Data entries
┏━━

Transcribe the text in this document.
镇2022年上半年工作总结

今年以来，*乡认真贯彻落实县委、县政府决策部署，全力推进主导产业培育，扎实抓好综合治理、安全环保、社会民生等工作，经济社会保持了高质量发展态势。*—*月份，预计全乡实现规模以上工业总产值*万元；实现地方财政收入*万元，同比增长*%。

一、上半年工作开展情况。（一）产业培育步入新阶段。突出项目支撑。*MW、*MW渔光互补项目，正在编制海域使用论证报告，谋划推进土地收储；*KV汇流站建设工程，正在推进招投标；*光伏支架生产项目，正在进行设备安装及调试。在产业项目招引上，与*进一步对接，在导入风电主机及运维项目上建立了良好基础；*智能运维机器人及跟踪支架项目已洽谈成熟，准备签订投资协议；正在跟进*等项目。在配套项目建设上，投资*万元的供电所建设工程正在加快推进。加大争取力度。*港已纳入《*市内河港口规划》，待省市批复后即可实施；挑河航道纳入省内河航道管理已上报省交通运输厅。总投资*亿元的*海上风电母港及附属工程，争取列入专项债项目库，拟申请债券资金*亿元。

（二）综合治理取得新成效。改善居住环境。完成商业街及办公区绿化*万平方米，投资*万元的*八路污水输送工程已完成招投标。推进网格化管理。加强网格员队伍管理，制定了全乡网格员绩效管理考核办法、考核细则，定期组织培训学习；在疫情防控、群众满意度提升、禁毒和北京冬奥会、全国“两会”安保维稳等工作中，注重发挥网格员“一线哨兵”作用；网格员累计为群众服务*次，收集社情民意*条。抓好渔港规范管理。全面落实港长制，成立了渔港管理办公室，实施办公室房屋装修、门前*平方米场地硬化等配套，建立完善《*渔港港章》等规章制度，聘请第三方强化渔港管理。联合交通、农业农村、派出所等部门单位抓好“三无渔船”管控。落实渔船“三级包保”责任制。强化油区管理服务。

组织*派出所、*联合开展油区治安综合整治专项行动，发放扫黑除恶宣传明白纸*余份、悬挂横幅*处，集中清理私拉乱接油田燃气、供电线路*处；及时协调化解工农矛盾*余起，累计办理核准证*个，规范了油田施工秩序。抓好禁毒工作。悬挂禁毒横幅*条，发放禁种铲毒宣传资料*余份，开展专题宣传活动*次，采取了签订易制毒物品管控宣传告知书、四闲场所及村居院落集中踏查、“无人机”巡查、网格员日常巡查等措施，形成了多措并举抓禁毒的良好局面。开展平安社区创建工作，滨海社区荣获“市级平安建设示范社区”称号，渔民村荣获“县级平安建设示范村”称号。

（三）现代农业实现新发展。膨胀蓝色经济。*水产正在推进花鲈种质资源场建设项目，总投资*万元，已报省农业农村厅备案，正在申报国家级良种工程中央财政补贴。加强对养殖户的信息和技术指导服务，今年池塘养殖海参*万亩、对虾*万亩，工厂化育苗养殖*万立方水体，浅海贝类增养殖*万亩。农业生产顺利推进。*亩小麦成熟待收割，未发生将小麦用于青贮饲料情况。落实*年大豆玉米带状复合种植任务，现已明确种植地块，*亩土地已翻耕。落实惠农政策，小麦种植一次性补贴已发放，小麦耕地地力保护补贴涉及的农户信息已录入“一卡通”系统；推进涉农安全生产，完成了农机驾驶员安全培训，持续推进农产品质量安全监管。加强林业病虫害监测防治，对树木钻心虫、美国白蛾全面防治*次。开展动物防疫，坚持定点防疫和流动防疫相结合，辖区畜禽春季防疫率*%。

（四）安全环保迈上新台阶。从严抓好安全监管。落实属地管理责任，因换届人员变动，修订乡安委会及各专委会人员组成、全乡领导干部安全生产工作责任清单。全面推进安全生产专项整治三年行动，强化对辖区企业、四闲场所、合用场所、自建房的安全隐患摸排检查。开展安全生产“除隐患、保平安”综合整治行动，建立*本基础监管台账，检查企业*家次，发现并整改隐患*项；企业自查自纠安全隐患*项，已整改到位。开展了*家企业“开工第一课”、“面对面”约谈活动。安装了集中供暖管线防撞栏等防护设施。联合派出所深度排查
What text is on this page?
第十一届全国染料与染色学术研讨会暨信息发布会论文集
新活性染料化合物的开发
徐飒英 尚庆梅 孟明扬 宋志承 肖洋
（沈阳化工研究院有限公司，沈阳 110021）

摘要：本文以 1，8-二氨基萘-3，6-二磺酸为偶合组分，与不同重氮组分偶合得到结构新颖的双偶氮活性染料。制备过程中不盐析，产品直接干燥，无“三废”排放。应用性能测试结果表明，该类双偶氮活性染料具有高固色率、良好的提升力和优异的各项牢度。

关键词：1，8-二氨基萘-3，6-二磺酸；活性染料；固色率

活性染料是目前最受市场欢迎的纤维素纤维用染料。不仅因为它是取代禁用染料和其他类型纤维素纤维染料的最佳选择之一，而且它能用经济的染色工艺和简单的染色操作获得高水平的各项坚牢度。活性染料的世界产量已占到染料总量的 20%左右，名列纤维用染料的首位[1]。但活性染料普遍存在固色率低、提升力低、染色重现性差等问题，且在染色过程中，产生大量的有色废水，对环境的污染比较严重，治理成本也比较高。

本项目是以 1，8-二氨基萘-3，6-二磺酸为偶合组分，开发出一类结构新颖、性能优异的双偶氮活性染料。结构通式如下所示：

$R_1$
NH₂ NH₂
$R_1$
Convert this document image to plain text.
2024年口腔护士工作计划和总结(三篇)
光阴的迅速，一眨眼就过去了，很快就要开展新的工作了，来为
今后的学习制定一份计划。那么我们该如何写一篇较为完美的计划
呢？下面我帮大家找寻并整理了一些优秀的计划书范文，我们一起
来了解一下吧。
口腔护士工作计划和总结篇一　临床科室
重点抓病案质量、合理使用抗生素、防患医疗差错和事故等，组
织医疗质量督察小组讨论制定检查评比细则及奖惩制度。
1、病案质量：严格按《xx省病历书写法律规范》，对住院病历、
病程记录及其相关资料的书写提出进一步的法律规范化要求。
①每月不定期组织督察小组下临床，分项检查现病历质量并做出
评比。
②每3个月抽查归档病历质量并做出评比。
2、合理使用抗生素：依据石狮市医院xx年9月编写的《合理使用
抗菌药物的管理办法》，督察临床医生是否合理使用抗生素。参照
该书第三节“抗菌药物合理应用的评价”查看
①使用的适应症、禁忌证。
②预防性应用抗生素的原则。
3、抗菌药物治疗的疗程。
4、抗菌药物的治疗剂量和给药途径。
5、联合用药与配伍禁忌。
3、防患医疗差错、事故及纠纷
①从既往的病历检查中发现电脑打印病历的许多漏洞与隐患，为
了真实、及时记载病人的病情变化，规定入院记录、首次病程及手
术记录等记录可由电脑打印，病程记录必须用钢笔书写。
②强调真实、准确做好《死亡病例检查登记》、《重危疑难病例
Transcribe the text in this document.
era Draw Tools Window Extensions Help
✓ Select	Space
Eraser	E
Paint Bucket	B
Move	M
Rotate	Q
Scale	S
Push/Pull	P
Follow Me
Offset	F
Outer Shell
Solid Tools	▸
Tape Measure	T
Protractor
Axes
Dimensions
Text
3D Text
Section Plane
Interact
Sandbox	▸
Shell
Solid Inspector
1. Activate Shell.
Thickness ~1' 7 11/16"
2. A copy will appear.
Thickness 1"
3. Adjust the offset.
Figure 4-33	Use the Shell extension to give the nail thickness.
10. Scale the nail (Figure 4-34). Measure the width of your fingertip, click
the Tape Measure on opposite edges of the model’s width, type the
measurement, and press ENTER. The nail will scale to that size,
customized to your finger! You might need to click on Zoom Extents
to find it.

┗━━

- **Short task**:
Go through the listing and print each line exactly as it appears.

- **Result for this task**:
Transcribe the text in this document.
镇2022年上半年工作总结

今年以来，*乡认真贯彻落实县委、县政府决策部署，全力推进主导产业培育，扎实抓好综合治理、安全环保、社会民生等工作，经济社会保持了高质量发展态势。*—*月份，预计全乡实现规模以上工业总产值*万元；实现地方财政收入*万元，同比增长*%。

一、上半年工作开展情况。（一）产业培育步入新阶段。突出项目支撑。*MW、*MW渔光互补项目，正在编制海域使用论证报告，谋划推进土地收储；*KV汇流站建设工程，正在推进招投标；*光伏支架生产项目，正在进行设备安装及调试。在产业项目招引上，与*进一步对接，在导入风电主机及运维项目上建立了良好基础；*智能运维机器人及跟踪支架项目已洽谈成熟，准备签订投资协议；正在跟进*等项目。在配套项目建设上，投资*万元的供电所建设工程正在加快推进。加大争取力度。*港已纳入《*市内河港口规划》，待省市批复后即可实施；挑河航道纳入省内河航道管理已上报省交通运输厅。总投资*亿元的*海上风电母港及附属工程，争取列入专项债项目库，拟申请债券资金*亿元。

（二）综合治理取得新成效。改善居住环境。完成商业街及办公区绿化*万平方米，投资*万元的*八路污水输送工程已完成招投标。推进网格化管理。加强网格员队伍管理，制定了全乡网格员绩效管理考核办法、考核细则，定期组织培训学习；在疫情防控、群众满意度提升、禁毒和北京冬奥会、全国“两会”安保维稳等工作中，注重发挥网格员“一线哨兵”作用；网格员累计为群众服务*次，收集社情民意*条。抓好渔港规范管理。全面落实港长制，成立了渔港管理办公室，实施办公室房屋装修、门前*平方米场地硬化等配套，建立完善《*渔港港章》等规章制度，聘请第三方强化渔港管理。联合交通、农业农村、派出所等部门单位抓好“三无渔船”管控。落实渔船“三级包保”责任制。强化油区管理服务。

组织*派出所、*联合开展油区治安综合整治专项行动，发放扫黑除恶宣传明白纸*余份、悬挂横幅*处，集中清理私拉乱接油田燃气、供电线路*处；及时协调化解工农矛盾*余起，累计办理核准证*个，规范了油田施工秩序。抓好禁毒工作。悬挂禁毒横幅*条，发放禁种铲毒宣传资料*余份，开展专题宣传活动*次，采取了签订易制毒物品管控宣传告知书、四闲场所及村居院落集中踏查、“无人机”巡查、网格员日常巡查等措施，形成了多措并举抓禁毒的良好局面。开展平安社区创建工作，滨海社区荣获“市级平安建设示范社区”称号，渔民村荣获“县级平安建设示范村”称号。

（三）现代农业实现新发展。膨胀蓝色经济。*水产正在推进花鲈种质资源场建设项目，总投资*万元，已报省农业农村厅备案，正在申报国家级良种工程中央财政补贴。加强对养殖户的信息和技术指导服务，今年池塘养殖海参*万亩、对虾*万亩，工厂化育苗养殖*万立方水体，浅海贝类增养殖*万亩。农业生产顺利推进。*亩小麦成熟待收割，未发生将小麦用于青贮饲料情况。落实*年大豆玉米带状复合种植任务，现已明确种植地块，*亩土地已翻耕。落实惠农政策，小麦种植一次性补贴已发放，小麦耕地地力保护补贴涉及的农户信息已录入“一卡通”系统；推进涉农安全生产，完成了农机驾驶员安全培训，持续推进农产品质量安全监管。加强林业病虫害监测防治，对树木钻心虫、美国白蛾全面防治*次。开展动物防疫，坚持定点防疫和流动防疫相结合，辖区畜禽春季防疫率*%。

（四）安全环保迈上新台阶。从严抓好安全监管。落实属地管理责任，因换届人员变动，修订乡安委会及各专委会人员组成、全乡领导干部安全生产工作责任清单。全面推进安全生产专项整治三年行动，强化对辖区企业、四闲场所、合用场所、自建房的安全隐患摸排检查。开展安全生产“除隐患、保平安”综合整治行动，建立*本基础监管台账，检查企业*家次，发现并整改隐患*项；企业自查自纠安全隐患*项，已整改到位。开展了*家企业“开工第一课”、“面对面”约谈活动。安装了集中供暖管线防撞栏等防护设施。联合派出所深度排查
What text is on this page?
第十一届全国染料与染色学术研讨会暨信息发布会论文集
新活性染料化合物的开发
徐飒英 尚庆梅 孟明扬 宋志承 肖洋
（沈阳化工研究院有限公司，沈阳 110021）

摘要：本文以 1，8-二氨基萘-3，6-二磺酸为偶合组分，与不同重氮组分偶合得到结构新颖的双偶氮活性染料。制备过程中不盐析，产品直接干燥，无“三废”排放。应用性能测试结果表明，该类双偶氮活性染料具有高固色率、良好的提升力和优异的各项牢度。

关键词：1，8-二氨基萘-3，6-二磺酸；活性染料；固色率

活性染料是目前最受市场欢迎的纤维素纤维用染料。不仅因为它是取代禁用染料和其他类型纤维素纤维染料的最佳选择之一，而且它能用经济的染色工艺和简单的染色操作获得高水平的各项坚牢度。活性染料的世界产量已占到染料总量的 20%左右，名列纤维用染料的首位[1]。但活性染料普遍存在固色率低、提升力低、染色重现性差等问题，且在染色过程中，产生大量的有色废水，对环境的污染比较严重，治理成本也比较高。

本项目是以 1，8-二氨基萘-3，6-二磺酸为偶合组分，开发出一类结构新颖、性能优异的双偶氮活性染料。结构通式如下所示：

$R_1$
NH₂ NH₂
$R_1$
Convert this document image to plain text.
2024年口腔护士工作计划和总结(三篇)
光阴的迅速，一眨眼就过去了，很快就要开展新的工作了，来为
今后的学习制定一份计划。那么我们该如何写一篇较为完美的计划
呢？下面我帮大家找寻并整理了一些优秀的计划书范文，我们一起
来了解一下吧。
口腔护士工作计划和总结篇一　临床科室
重点抓病案质量、合理使用抗生素、防患医疗差错和事故等，组
织医疗质量督察小组讨论制定检查评比细则及奖惩制度。
1、病案质量：严格按《xx省病历书写法律规范》，对住院病历、
病程记录及其相关资料的书写提出进一步的法律规范化要求。
①每月不定期组织督察小组下临床，分项检查现病历质量并做出
评比。
②每3个月抽查归档病历质量并做出评比。
2、合理使用抗生素：依据石狮市医院xx年9月编写的《合理使用
抗菌药物的管理办法》，督察临床医生是否合理使用抗生素。参照
该书第三节“抗菌药物合理应用的评价”查看
①使用的适应症、禁忌证。
②预防性应用抗生素的原则。
3、抗菌药物治疗的疗程。
4、抗菌药物的治疗剂量和给药途径。
5、联合用药与配伍禁忌。
3、防患医疗差错、事故及纠纷
①从既往的病历检查中发现电脑打印病历的许多漏洞与隐患，为
了真实、及时记载病人的病情变化，规定入院记录、首次病程及手
术记录等记录可由电脑打印，病程记录必须用钢笔书写。
②强调真实、准确做好《死亡病例检查登记》、《重危疑难病例
Transcribe the text in this document.
era Draw Tools Window Extensions Help
✓ Select	Space
Eraser	E
Paint Bucket	B
Move	M
Rotate	Q
Scale	S
Push/Pull	P
Follow Me
Offset	F
Outer Shell
Solid Tools	▸
Tape Measure	T
Protractor
Axes
Dimensions
Text
3D Text
Section Plane
Interact
Sandbox	▸
Shell
Solid Inspector
1. Activate Shell.
Thickness ~1' 7 11/16"
2. A copy will appear.
Thickness 1"
3. Adjust the offset.
Figure 4-33	Use the Shell extension to give the nail thickness.
10. Scale the nail (Figure 4-34). Measure the width of your fingertip, click
the Tape Measure on opposite edges of the model’s width, type the
measurement, and press ENTER. The nail will scale to that size,
customized to your finger! You might need to click on Zoom Extents
to find it.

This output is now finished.